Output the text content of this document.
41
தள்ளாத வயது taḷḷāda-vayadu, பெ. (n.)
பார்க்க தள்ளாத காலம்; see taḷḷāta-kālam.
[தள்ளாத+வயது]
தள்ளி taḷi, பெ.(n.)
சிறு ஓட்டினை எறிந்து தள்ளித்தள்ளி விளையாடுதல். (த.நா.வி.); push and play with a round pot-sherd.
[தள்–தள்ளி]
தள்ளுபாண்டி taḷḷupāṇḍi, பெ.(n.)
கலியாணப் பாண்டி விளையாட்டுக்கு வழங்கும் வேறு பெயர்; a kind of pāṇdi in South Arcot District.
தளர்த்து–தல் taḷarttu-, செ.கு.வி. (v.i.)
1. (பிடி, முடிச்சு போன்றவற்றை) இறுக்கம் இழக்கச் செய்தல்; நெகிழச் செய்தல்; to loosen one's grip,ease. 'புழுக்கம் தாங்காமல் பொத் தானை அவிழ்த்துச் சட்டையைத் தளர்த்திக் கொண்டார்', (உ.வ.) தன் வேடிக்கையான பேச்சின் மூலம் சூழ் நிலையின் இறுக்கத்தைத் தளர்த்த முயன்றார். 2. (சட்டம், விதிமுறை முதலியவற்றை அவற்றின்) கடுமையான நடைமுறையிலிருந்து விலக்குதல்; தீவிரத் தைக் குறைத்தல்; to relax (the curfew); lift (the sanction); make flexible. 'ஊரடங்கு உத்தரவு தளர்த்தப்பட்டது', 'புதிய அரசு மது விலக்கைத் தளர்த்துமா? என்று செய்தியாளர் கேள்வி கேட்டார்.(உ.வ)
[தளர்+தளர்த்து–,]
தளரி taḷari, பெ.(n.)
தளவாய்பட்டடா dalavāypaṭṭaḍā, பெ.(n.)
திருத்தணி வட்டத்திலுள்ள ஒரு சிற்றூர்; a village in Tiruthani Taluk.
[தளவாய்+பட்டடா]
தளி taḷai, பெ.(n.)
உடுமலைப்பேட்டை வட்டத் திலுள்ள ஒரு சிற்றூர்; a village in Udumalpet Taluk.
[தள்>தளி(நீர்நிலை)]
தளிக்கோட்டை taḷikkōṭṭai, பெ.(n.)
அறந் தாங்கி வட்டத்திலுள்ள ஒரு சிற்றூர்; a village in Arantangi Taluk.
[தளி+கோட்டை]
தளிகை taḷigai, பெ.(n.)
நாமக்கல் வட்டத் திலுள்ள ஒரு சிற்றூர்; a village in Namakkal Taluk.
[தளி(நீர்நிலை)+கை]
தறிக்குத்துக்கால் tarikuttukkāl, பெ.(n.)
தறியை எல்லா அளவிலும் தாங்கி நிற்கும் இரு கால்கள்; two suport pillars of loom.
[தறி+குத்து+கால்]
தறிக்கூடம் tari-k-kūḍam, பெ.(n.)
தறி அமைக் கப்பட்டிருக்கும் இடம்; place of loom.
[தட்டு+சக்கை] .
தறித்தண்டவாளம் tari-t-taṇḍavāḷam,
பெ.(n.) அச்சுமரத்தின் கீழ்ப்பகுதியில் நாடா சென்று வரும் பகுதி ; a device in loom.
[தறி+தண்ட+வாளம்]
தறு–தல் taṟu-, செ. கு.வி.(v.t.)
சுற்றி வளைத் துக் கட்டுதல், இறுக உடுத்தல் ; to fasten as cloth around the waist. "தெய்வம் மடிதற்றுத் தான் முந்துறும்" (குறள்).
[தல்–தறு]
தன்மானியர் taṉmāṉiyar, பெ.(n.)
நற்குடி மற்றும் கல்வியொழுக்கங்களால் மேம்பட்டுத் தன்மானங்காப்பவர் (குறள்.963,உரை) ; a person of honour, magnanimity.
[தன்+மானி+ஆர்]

--------------------------------------------------

- Aim -
Copy all of the data exactly.

- Response to the task -
Output the text content of this document.
41
தள்ளாத வயது taḷḷāda-vayadu, பெ. (n.)
பார்க்க தள்ளாத காலம்; see taḷḷāta-kālam.
[தள்ளாத+வயது]
தள்ளி taḷi, பெ.(n.)
சிறு ஓட்டினை எறிந்து தள்ளித்தள்ளி விளையாடுதல். (த.நா.வி.); push and play with a round pot-sherd.
[தள்–தள்ளி]
தள்ளுபாண்டி taḷḷupāṇḍi, பெ.(n.)
கலியாணப் பாண்டி விளையாட்டுக்கு வழங்கும் வேறு பெயர்; a kind of pāṇdi in South Arcot District.
தளர்த்து–தல் taḷarttu-, செ.கு.வி. (v.i.)
1. (பிடி, முடிச்சு போன்றவற்றை) இறுக்கம் இழக்கச் செய்தல்; நெகிழச் செய்தல்; to loosen one's grip,ease. 'புழுக்கம் தாங்காமல் பொத் தானை அவிழ்த்துச் சட்டையைத் தளர்த்திக் கொண்டார்', (உ.வ.) தன் வேடிக்கையான பேச்சின் மூலம் சூழ் நிலையின் இறுக்கத்தைத் தளர்த்த முயன்றார். 2. (சட்டம், விதிமுறை முதலியவற்றை அவற்றின்) கடுமையான நடைமுறையிலிருந்து விலக்குதல்; தீவிரத் தைக் குறைத்தல்; to relax (the curfew); lift (the sanction); make flexible. 'ஊரடங்கு உத்தரவு தளர்த்தப்பட்டது', 'புதிய அரசு மது விலக்கைத் தளர்த்துமா? என்று செய்தியாளர் கேள்வி கேட்டார்.(உ.வ)
[தளர்+தளர்த்து–,]
தளரி taḷari, பெ.(n.)
தளவாய்பட்டடா dalavāypaṭṭaḍā, பெ.(n.)
திருத்தணி வட்டத்திலுள்ள ஒரு சிற்றூர்; a village in Tiruthani Taluk.
[தளவாய்+பட்டடா]
தளி taḷai, பெ.(n.)
உடுமலைப்பேட்டை வட்டத் திலுள்ள ஒரு சிற்றூர்; a village in Udumalpet Taluk.
[தள்>தளி(நீர்நிலை)]
தளிக்கோட்டை taḷikkōṭṭai, பெ.(n.)
அறந் தாங்கி வட்டத்திலுள்ள ஒரு சிற்றூர்; a village in Arantangi Taluk.
[தளி+கோட்டை]
தளிகை taḷigai, பெ.(n.)
நாமக்கல் வட்டத் திலுள்ள ஒரு சிற்றூர்; a village in Namakkal Taluk.
[தளி(நீர்நிலை)+கை]
தறிக்குத்துக்கால் tarikuttukkāl, பெ.(n.)
தறியை எல்லா அளவிலும் தாங்கி நிற்கும் இரு கால்கள்; two suport pillars of loom.
[தறி+குத்து+கால்]
தறிக்கூடம் tari-k-kūḍam, பெ.(n.)
தறி அமைக் கப்பட்டிருக்கும் இடம்; place of loom.
[தட்டு+சக்கை] .
தறித்தண்டவாளம் tari-t-taṇḍavāḷam,
பெ.(n.) அச்சுமரத்தின் கீழ்ப்பகுதியில் நாடா சென்று வரும் பகுதி ; a device in loom.
[தறி+தண்ட+வாளம்]
தறு–தல் taṟu-, செ. கு.வி.(v.t.)
சுற்றி வளைத் துக் கட்டுதல், இறுக உடுத்தல் ; to fasten as cloth around the waist. "தெய்வம் மடிதற்றுத் தான் முந்துறும்" (குறள்).
[தல்–தறு]
தன்மானியர் taṉmāṉiyar, பெ.(n.)
நற்குடி மற்றும் கல்வியொழுக்கங்களால் மேம்பட்டுத் தன்மானங்காப்பவர் (குறள்.963,உரை) ; a person of honour, magnanimity.
[தன்+மானி+ஆர்]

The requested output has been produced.